| Objective |
Go through the entries below and print each one exactly, leaving out pictures.

Dataset records:
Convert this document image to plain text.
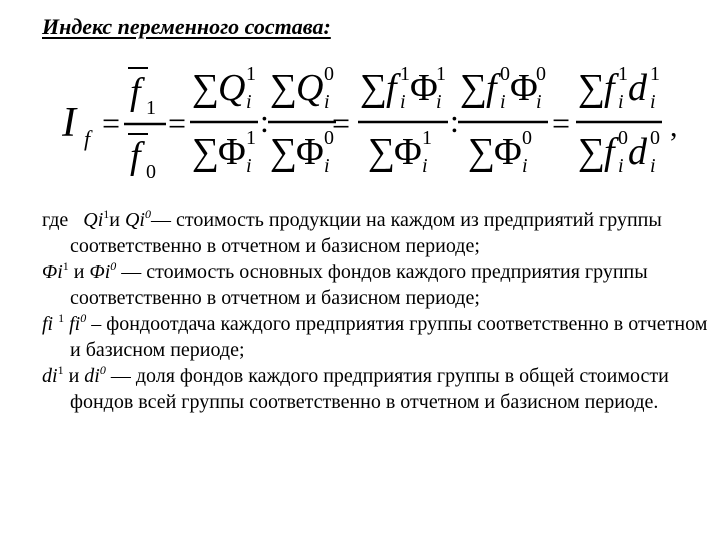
Индекс переменного состава:
I f =
f 1
f 0
=
∑
Q 1
i
∑
Φ 1
i
:
∑
Q 0
i
∑
Φ 0
i
=
∑
f 1
i Φ
1
i
∑
Φ 1
i
:
∑
f 0
i Φ
0
i
∑
Φ 0
i
=
∑
f 1
i d 1
i
∑
f 0
i d 0
i
,

где Qi$^1$и Qi$^0$— стоимость продукции на каждом из предприятий группы соответственно в отчетном и базисном периоде;

$\Phi i^1$ и $\Phi i^0$ — стоимость основных фондов каждого предприятия группы соответственно в отчетном и базисном периоде;

fi $^1$ $fi^0$ – фондоотдача каждого предприятия группы соответственно в отчетном и базисном периоде;

$di^1$ и $di^0$ — доля фондов каждого предприятия группы в общей стоимости фондов всей группы соответственно в отчетном и базисном периоде.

| Solution |
Convert this document image to plain text.
Индекс переменного состава:
I f =
f 1
f 0
=
∑
Q 1
i
∑
Φ 1
i
:
∑
Q 0
i
∑
Φ 0
i
=
∑
f 1
i Φ
1
i
∑
Φ 1
i
:
∑
f 0
i Φ
0
i
∑
Φ 0
i
=
∑
f 1
i d 1
i
∑
f 0
i d 0
i
,

где Qi$^1$и Qi$^0$— стоимость продукции на каждом из предприятий группы соответственно в отчетном и базисном периоде;

$\Phi i^1$ и $\Phi i^0$ — стоимость основных фондов каждого предприятия группы соответственно в отчетном и базисном периоде;

fi $^1$ $fi^0$ – фондоотдача каждого предприятия группы соответственно в отчетном и базисном периоде;

$di^1$ и $di^0$ — доля фондов каждого предприятия группы в общей стоимости фондов всей группы соответственно в отчетном и базисном периоде.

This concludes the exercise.